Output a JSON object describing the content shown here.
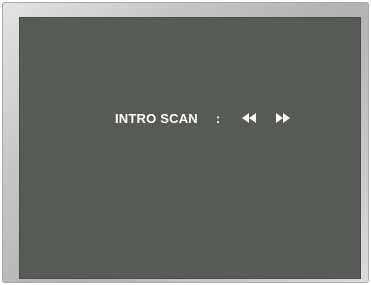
{
  "osd": {
    "label": "INTRO SCAN",
    "separator": ":",
    "rewind_icon": "rewind-icon",
    "fast_forward_icon": "fast-forward-icon"
  },
  "colors": {
    "screen_background": "#585a58",
    "text": "#ffffff",
    "bezel": "#c4c4c4"
  }
}
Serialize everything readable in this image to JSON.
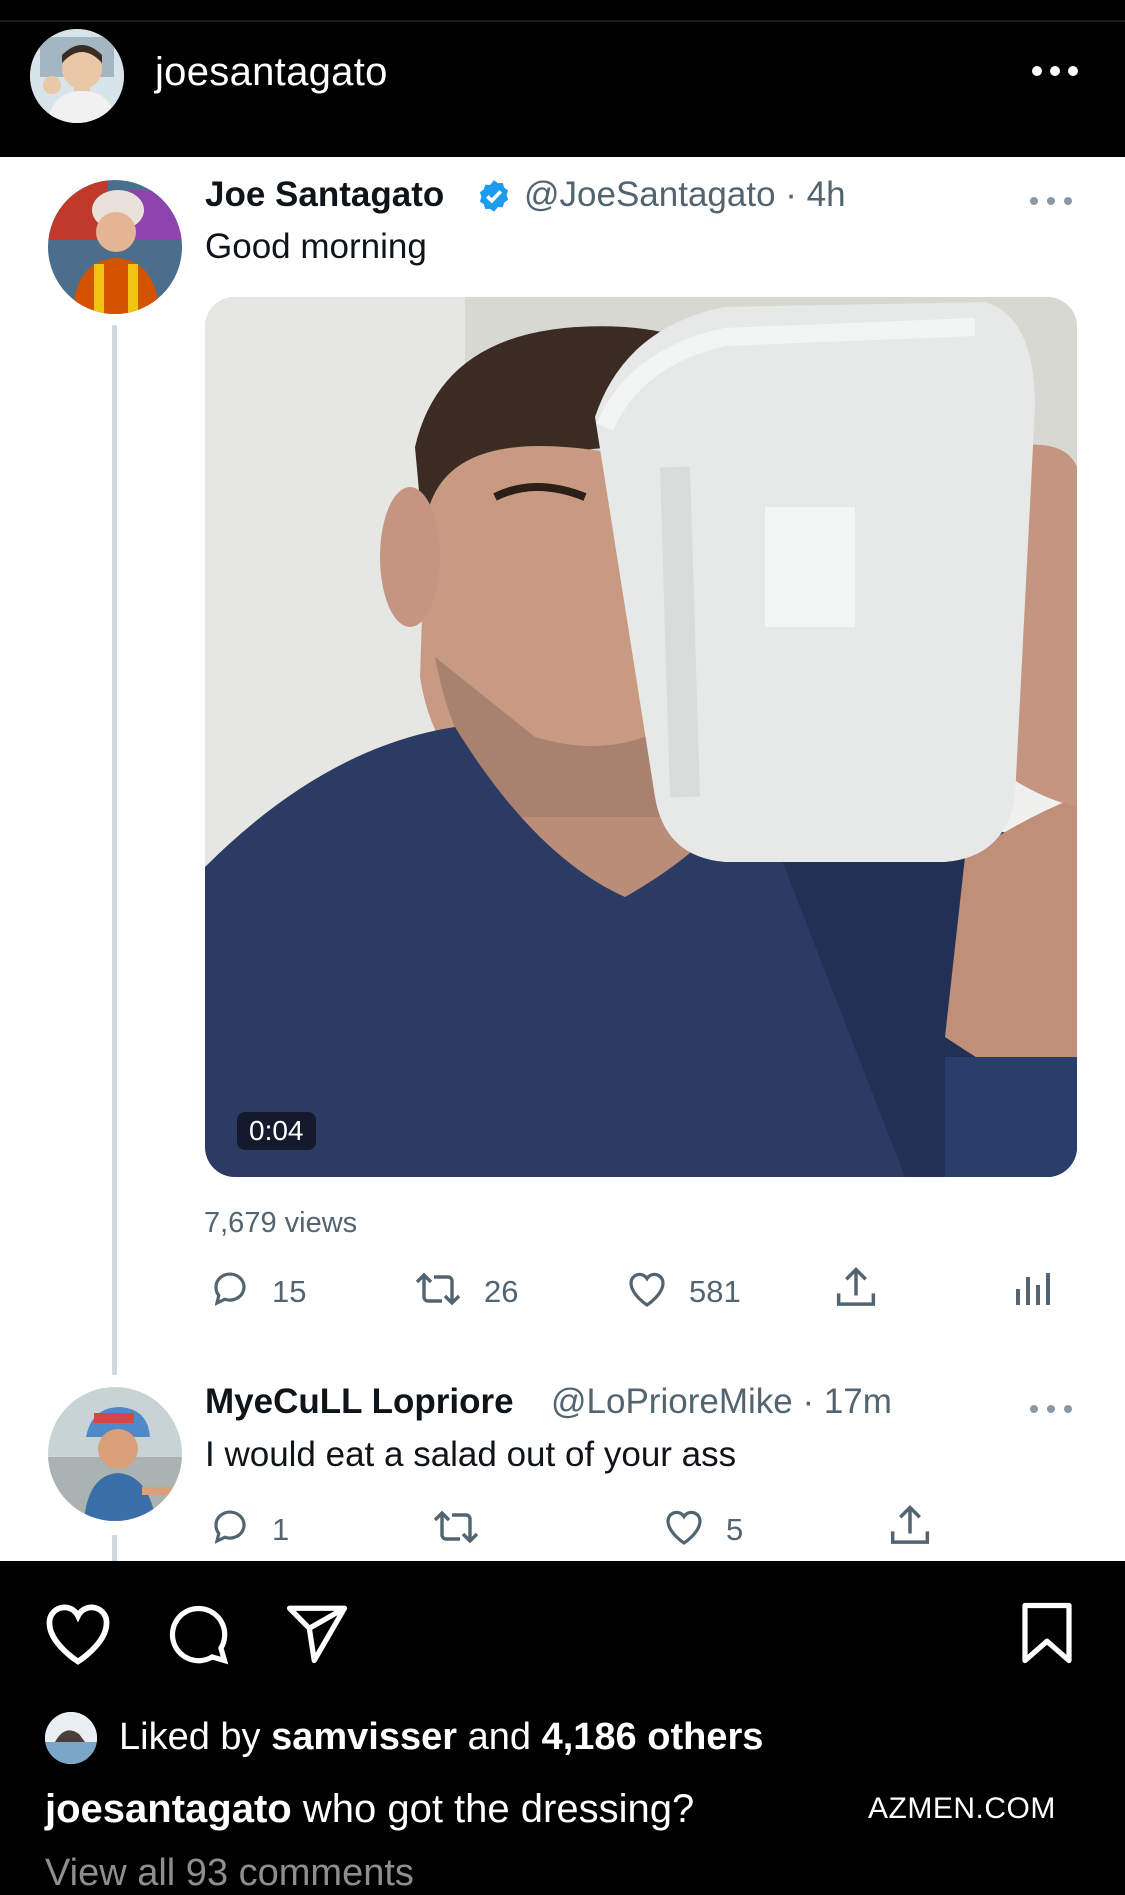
{
  "post": {
    "username": "joesantagato"
  },
  "tweet": {
    "name": "Joe Santagato",
    "handle_time": "@JoeSantagato · 4h",
    "text": "Good morning",
    "video_duration": "0:04",
    "views": "7,679 views",
    "replies": "15",
    "retweets": "26",
    "likes": "581",
    "verified_color": "#1d9bf0"
  },
  "reply": {
    "name": "MyeCuLL Lopriore",
    "handle_time": "@LoPrioreMike · 17m",
    "text": "I would eat a salad out of your ass",
    "replies": "1",
    "likes": "5"
  },
  "engagement": {
    "liked_prefix": "Liked by",
    "liked_user": "samvisser",
    "liked_and": "and",
    "liked_others": "4,186 others"
  },
  "caption": {
    "user": "joesantagato",
    "text": "who got the dressing?"
  },
  "watermark": "AZMEN.COM",
  "comments_link": "View all 93 comments",
  "icons": [
    "more-horizontal-icon",
    "verified-icon",
    "reply-icon",
    "retweet-icon",
    "like-icon",
    "share-icon",
    "analytics-icon",
    "heart-icon",
    "comment-icon",
    "send-icon",
    "bookmark-icon"
  ]
}
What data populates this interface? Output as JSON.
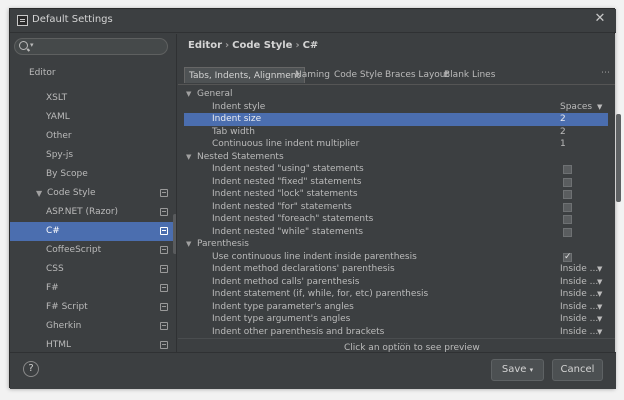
{
  "window": {
    "title": "Default Settings"
  },
  "sidebar": {
    "section_label": "Editor",
    "items": [
      {
        "label": "XSLT",
        "indent": 1,
        "has_icon": false
      },
      {
        "label": "YAML",
        "indent": 1,
        "has_icon": false
      },
      {
        "label": "Other",
        "indent": 1,
        "has_icon": false
      },
      {
        "label": "Spy-js",
        "indent": 1,
        "has_icon": false
      },
      {
        "label": "By Scope",
        "indent": 1,
        "has_icon": false
      },
      {
        "label": "Code Style",
        "indent": 0,
        "has_icon": true,
        "expander": "▼"
      },
      {
        "label": "ASP.NET (Razor)",
        "indent": 1,
        "has_icon": true
      },
      {
        "label": "C#",
        "indent": 1,
        "has_icon": true,
        "selected": true
      },
      {
        "label": "CoffeeScript",
        "indent": 1,
        "has_icon": true
      },
      {
        "label": "CSS",
        "indent": 1,
        "has_icon": true
      },
      {
        "label": "F#",
        "indent": 1,
        "has_icon": true
      },
      {
        "label": "F# Script",
        "indent": 1,
        "has_icon": true
      },
      {
        "label": "Gherkin",
        "indent": 1,
        "has_icon": true
      },
      {
        "label": "HTML",
        "indent": 1,
        "has_icon": true
      }
    ]
  },
  "breadcrumb": [
    "Editor",
    "Code Style",
    "C#"
  ],
  "tabs": [
    {
      "label": "Tabs, Indents, Alignment",
      "active": true
    },
    {
      "label": "Naming"
    },
    {
      "label": "Code Style"
    },
    {
      "label": "Braces Layout"
    },
    {
      "label": "Blank Lines"
    }
  ],
  "tab_menu_icon": "⋯",
  "options": [
    {
      "type": "section",
      "label": "General"
    },
    {
      "type": "option",
      "label": "Indent style",
      "value": "Spaces",
      "dropdown": true
    },
    {
      "type": "option",
      "label": "Indent size",
      "value": "2",
      "selected": true
    },
    {
      "type": "option",
      "label": "Tab width",
      "value": "2"
    },
    {
      "type": "option",
      "label": "Continuous line indent multiplier",
      "value": "1"
    },
    {
      "type": "section",
      "label": "Nested Statements"
    },
    {
      "type": "check",
      "label": "Indent nested \"using\" statements",
      "checked": false
    },
    {
      "type": "check",
      "label": "Indent nested \"fixed\" statements",
      "checked": false
    },
    {
      "type": "check",
      "label": "Indent nested \"lock\" statements",
      "checked": false
    },
    {
      "type": "check",
      "label": "Indent nested \"for\" statements",
      "checked": false
    },
    {
      "type": "check",
      "label": "Indent nested \"foreach\" statements",
      "checked": false
    },
    {
      "type": "check",
      "label": "Indent nested \"while\" statements",
      "checked": false
    },
    {
      "type": "section",
      "label": "Parenthesis"
    },
    {
      "type": "check",
      "label": "Use continuous line indent inside parenthesis",
      "checked": true
    },
    {
      "type": "option",
      "label": "Indent method declarations' parenthesis",
      "value": "Inside ...",
      "dropdown": true
    },
    {
      "type": "option",
      "label": "Indent method calls' parenthesis",
      "value": "Inside ...",
      "dropdown": true
    },
    {
      "type": "option",
      "label": "Indent statement (if, while, for, etc) parenthesis",
      "value": "Inside ...",
      "dropdown": true
    },
    {
      "type": "option",
      "label": "Indent type parameter's angles",
      "value": "Inside ...",
      "dropdown": true
    },
    {
      "type": "option",
      "label": "Indent type argument's angles",
      "value": "Inside ...",
      "dropdown": true
    },
    {
      "type": "option",
      "label": "Indent other parenthesis and brackets",
      "value": "Inside ...",
      "dropdown": true
    }
  ],
  "preview_text": "Click an option to see preview",
  "footer": {
    "help_label": "?",
    "save_label": "Save",
    "cancel_label": "Cancel"
  }
}
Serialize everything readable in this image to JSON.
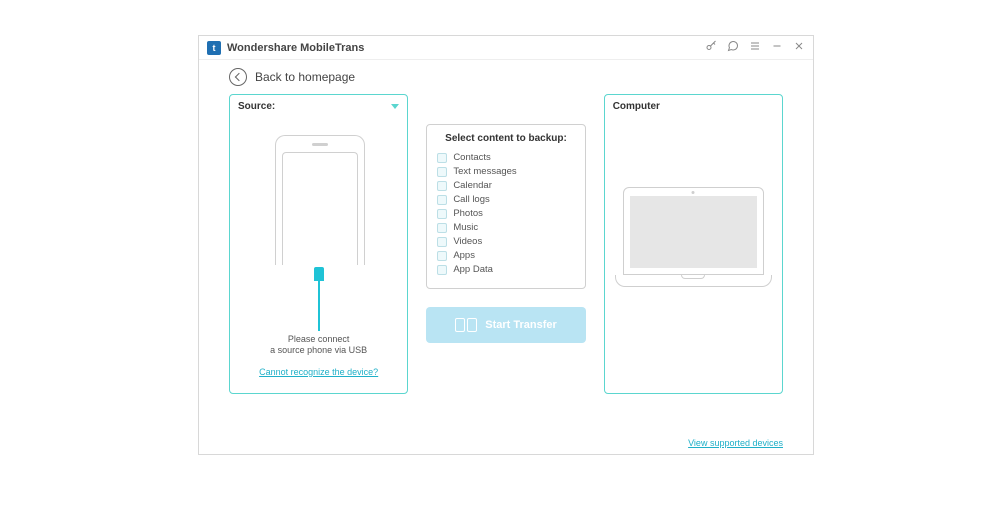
{
  "titlebar": {
    "app_icon_letter": "t",
    "title": "Wondershare MobileTrans"
  },
  "back": {
    "label": "Back to homepage"
  },
  "source_panel": {
    "header": "Source:",
    "message_line1": "Please connect",
    "message_line2": "a source phone via USB",
    "help_link": "Cannot recognize the device?"
  },
  "select": {
    "title": "Select content to backup:",
    "items": [
      "Contacts",
      "Text messages",
      "Calendar",
      "Call logs",
      "Photos",
      "Music",
      "Videos",
      "Apps",
      "App Data"
    ]
  },
  "transfer_button": {
    "label": "Start Transfer"
  },
  "dest_panel": {
    "header": "Computer"
  },
  "footer": {
    "supported_link": "View supported devices"
  }
}
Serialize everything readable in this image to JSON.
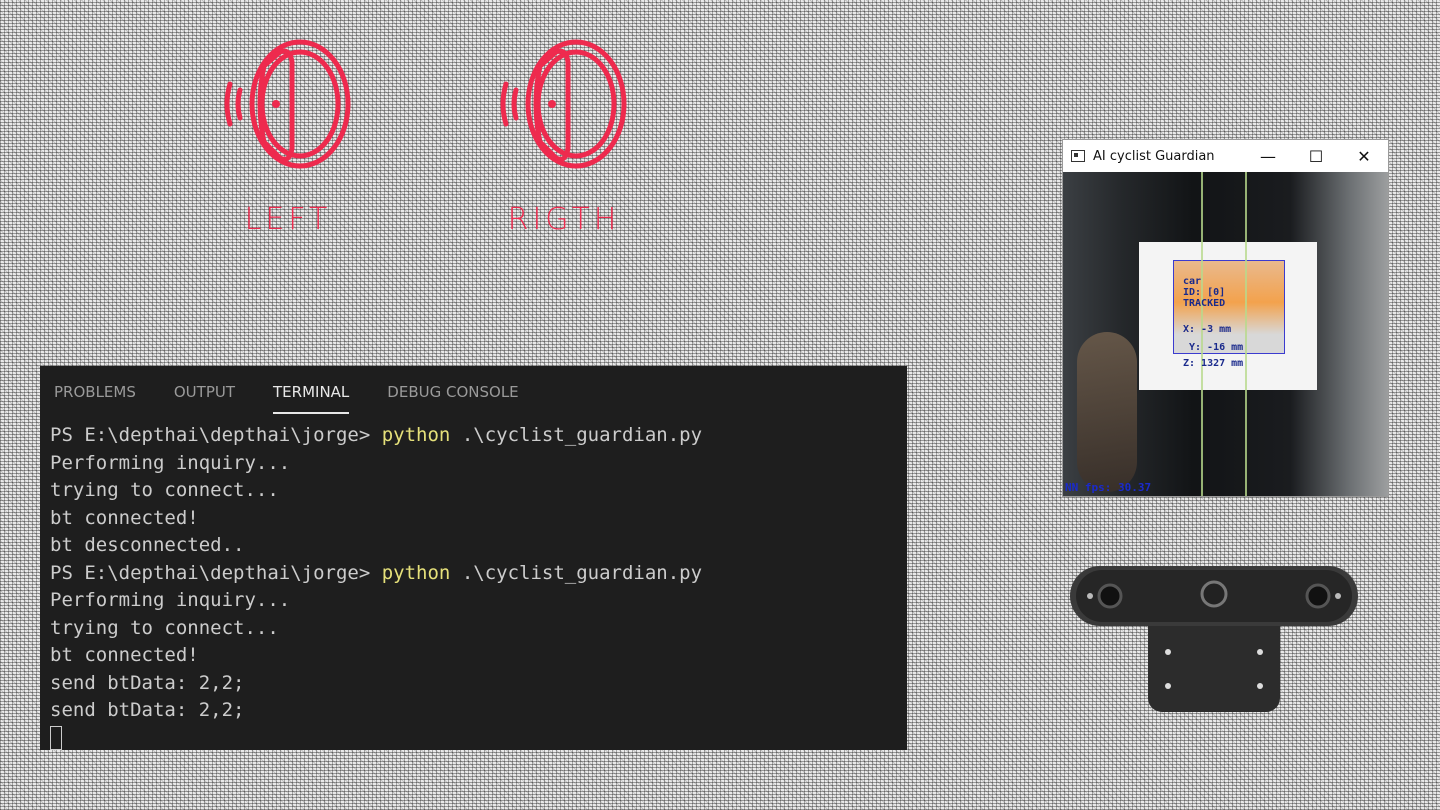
{
  "bands": {
    "left_label": "LEFT",
    "right_label": "RIGTH",
    "accent_color": "#ee2a4e",
    "icon_name": "smart-band-vibrating-icon"
  },
  "terminal": {
    "tabs": [
      "PROBLEMS",
      "OUTPUT",
      "TERMINAL",
      "DEBUG CONSOLE"
    ],
    "active_tab": "TERMINAL",
    "lines": [
      {
        "prompt": "PS E:\\depthai\\depthai\\jorge> ",
        "cmd": "python",
        "args": " .\\cyclist_guardian.py"
      },
      {
        "text": "Performing inquiry..."
      },
      {
        "text": "trying to connect..."
      },
      {
        "text": "bt connected!"
      },
      {
        "text": "bt desconnected.."
      },
      {
        "prompt": "PS E:\\depthai\\depthai\\jorge> ",
        "cmd": "python",
        "args": " .\\cyclist_guardian.py"
      },
      {
        "text": "Performing inquiry..."
      },
      {
        "text": "trying to connect..."
      },
      {
        "text": "bt connected!"
      },
      {
        "text": "send btData: 2,2;"
      },
      {
        "text": "send btData: 2,2;"
      }
    ]
  },
  "camera_window": {
    "title": "AI cyclist Guardian",
    "minimize": "—",
    "maximize": "☐",
    "close": "✕",
    "detection": {
      "label_line1": "car",
      "label_line2": "ID: [0]",
      "label_line3": "TRACKED",
      "label_x": "X: -3 mm",
      "label_y": "Y: -16 mm",
      "label_z": "Z: 1327 mm"
    },
    "fps": "NN fps: 30.37"
  }
}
==*==
Exercise brief: Pictures are excluded; output everything else in the data verbatim.

Worked answer:
Output a JSON object describing the content shown here.
{
  "osd": {
    "label": "INTRO SCAN",
    "separator": ":",
    "rewind_icon": "rewind-icon",
    "fast_forward_icon": "fast-forward-icon"
  },
  "colors": {
    "screen_background": "#585a58",
    "text": "#ffffff",
    "bezel": "#c4c4c4"
  }
}
Serialize everything readable in this image to JSON.
{
  "post": {
    "username": "joesantagato"
  },
  "tweet": {
    "name": "Joe Santagato",
    "handle_time": "@JoeSantagato · 4h",
    "text": "Good morning",
    "video_duration": "0:04",
    "views": "7,679 views",
    "replies": "15",
    "retweets": "26",
    "likes": "581",
    "verified_color": "#1d9bf0"
  },
  "reply": {
    "name": "MyeCuLL Lopriore",
    "handle_time": "@LoPrioreMike · 17m",
    "text": "I would eat a salad out of your ass",
    "replies": "1",
    "likes": "5"
  },
  "engagement": {
    "liked_prefix": "Liked by",
    "liked_user": "samvisser",
    "liked_and": "and",
    "liked_others": "4,186 others"
  },
  "caption": {
    "user": "joesantagato",
    "text": "who got the dressing?"
  },
  "watermark": "AZMEN.COM",
  "comments_link": "View all 93 comments",
  "icons": [
    "more-horizontal-icon",
    "verified-icon",
    "reply-icon",
    "retweet-icon",
    "like-icon",
    "share-icon",
    "analytics-icon",
    "heart-icon",
    "comment-icon",
    "send-icon",
    "bookmark-icon"
  ]
}
What data populates this interface? Output as JSON.
{
  "window": {
    "title": "Default Settings"
  },
  "sidebar": {
    "section_label": "Editor",
    "items": [
      {
        "label": "XSLT",
        "indent": 1,
        "has_icon": false
      },
      {
        "label": "YAML",
        "indent": 1,
        "has_icon": false
      },
      {
        "label": "Other",
        "indent": 1,
        "has_icon": false
      },
      {
        "label": "Spy-js",
        "indent": 1,
        "has_icon": false
      },
      {
        "label": "By Scope",
        "indent": 1,
        "has_icon": false
      },
      {
        "label": "Code Style",
        "indent": 0,
        "has_icon": true,
        "expander": "▼"
      },
      {
        "label": "ASP.NET (Razor)",
        "indent": 1,
        "has_icon": true
      },
      {
        "label": "C#",
        "indent": 1,
        "has_icon": true,
        "selected": true
      },
      {
        "label": "CoffeeScript",
        "indent": 1,
        "has_icon": true
      },
      {
        "label": "CSS",
        "indent": 1,
        "has_icon": true
      },
      {
        "label": "F#",
        "indent": 1,
        "has_icon": true
      },
      {
        "label": "F# Script",
        "indent": 1,
        "has_icon": true
      },
      {
        "label": "Gherkin",
        "indent": 1,
        "has_icon": true
      },
      {
        "label": "HTML",
        "indent": 1,
        "has_icon": true
      }
    ]
  },
  "breadcrumb": [
    "Editor",
    "Code Style",
    "C#"
  ],
  "tabs": [
    {
      "label": "Tabs, Indents, Alignment",
      "active": true
    },
    {
      "label": "Naming"
    },
    {
      "label": "Code Style"
    },
    {
      "label": "Braces Layout"
    },
    {
      "label": "Blank Lines"
    }
  ],
  "tab_menu_icon": "⋯",
  "options": [
    {
      "type": "section",
      "label": "General"
    },
    {
      "type": "option",
      "label": "Indent style",
      "value": "Spaces",
      "dropdown": true
    },
    {
      "type": "option",
      "label": "Indent size",
      "value": "2",
      "selected": true
    },
    {
      "type": "option",
      "label": "Tab width",
      "value": "2"
    },
    {
      "type": "option",
      "label": "Continuous line indent multiplier",
      "value": "1"
    },
    {
      "type": "section",
      "label": "Nested Statements"
    },
    {
      "type": "check",
      "label": "Indent nested \"using\" statements",
      "checked": false
    },
    {
      "type": "check",
      "label": "Indent nested \"fixed\" statements",
      "checked": false
    },
    {
      "type": "check",
      "label": "Indent nested \"lock\" statements",
      "checked": false
    },
    {
      "type": "check",
      "label": "Indent nested \"for\" statements",
      "checked": false
    },
    {
      "type": "check",
      "label": "Indent nested \"foreach\" statements",
      "checked": false
    },
    {
      "type": "check",
      "label": "Indent nested \"while\" statements",
      "checked": false
    },
    {
      "type": "section",
      "label": "Parenthesis"
    },
    {
      "type": "check",
      "label": "Use continuous line indent inside parenthesis",
      "checked": true
    },
    {
      "type": "option",
      "label": "Indent method declarations' parenthesis",
      "value": "Inside ...",
      "dropdown": true
    },
    {
      "type": "option",
      "label": "Indent method calls' parenthesis",
      "value": "Inside ...",
      "dropdown": true
    },
    {
      "type": "option",
      "label": "Indent statement (if, while, for, etc) parenthesis",
      "value": "Inside ...",
      "dropdown": true
    },
    {
      "type": "option",
      "label": "Indent type parameter's angles",
      "value": "Inside ...",
      "dropdown": true
    },
    {
      "type": "option",
      "label": "Indent type argument's angles",
      "value": "Inside ...",
      "dropdown": true
    },
    {
      "type": "option",
      "label": "Indent other parenthesis and brackets",
      "value": "Inside ...",
      "dropdown": true
    }
  ],
  "preview_text": "Click an option to see preview",
  "footer": {
    "help_label": "?",
    "save_label": "Save",
    "cancel_label": "Cancel"
  }
}
Serialize everything readable in this image to JSON.
{
  "titlebar": {
    "app_icon_letter": "t",
    "title": "Wondershare MobileTrans"
  },
  "back": {
    "label": "Back to homepage"
  },
  "source_panel": {
    "header": "Source:",
    "message_line1": "Please connect",
    "message_line2": "a source phone via USB",
    "help_link": "Cannot recognize the device?"
  },
  "select": {
    "title": "Select content to backup:",
    "items": [
      "Contacts",
      "Text messages",
      "Calendar",
      "Call logs",
      "Photos",
      "Music",
      "Videos",
      "Apps",
      "App Data"
    ]
  },
  "transfer_button": {
    "label": "Start Transfer"
  },
  "dest_panel": {
    "header": "Computer"
  },
  "footer": {
    "supported_link": "View supported devices"
  }
}
Serialize everything readable in this image to JSON.
{
  "bands": {
    "left_label": "LEFT",
    "right_label": "RIGTH",
    "accent_color": "#ee2a4e",
    "icon_name": "smart-band-vibrating-icon"
  },
  "terminal": {
    "tabs": [
      "PROBLEMS",
      "OUTPUT",
      "TERMINAL",
      "DEBUG CONSOLE"
    ],
    "active_tab": "TERMINAL",
    "lines": [
      {
        "prompt": "PS E:\\depthai\\depthai\\jorge> ",
        "cmd": "python",
        "args": " .\\cyclist_guardian.py"
      },
      {
        "text": "Performing inquiry..."
      },
      {
        "text": "trying to connect..."
      },
      {
        "text": "bt connected!"
      },
      {
        "text": "bt desconnected.."
      },
      {
        "prompt": "PS E:\\depthai\\depthai\\jorge> ",
        "cmd": "python",
        "args": " .\\cyclist_guardian.py"
      },
      {
        "text": "Performing inquiry..."
      },
      {
        "text": "trying to connect..."
      },
      {
        "text": "bt connected!"
      },
      {
        "text": "send btData: 2,2;"
      },
      {
        "text": "send btData: 2,2;"
      }
    ]
  },
  "camera_window": {
    "title": "AI cyclist Guardian",
    "minimize": "—",
    "maximize": "☐",
    "close": "✕",
    "detection": {
      "label_line1": "car",
      "label_line2": "ID: [0]",
      "label_line3": "TRACKED",
      "label_x": "X: -3 mm",
      "label_y": "Y: -16 mm",
      "label_z": "Z: 1327 mm"
    },
    "fps": "NN fps: 30.37"
  }
}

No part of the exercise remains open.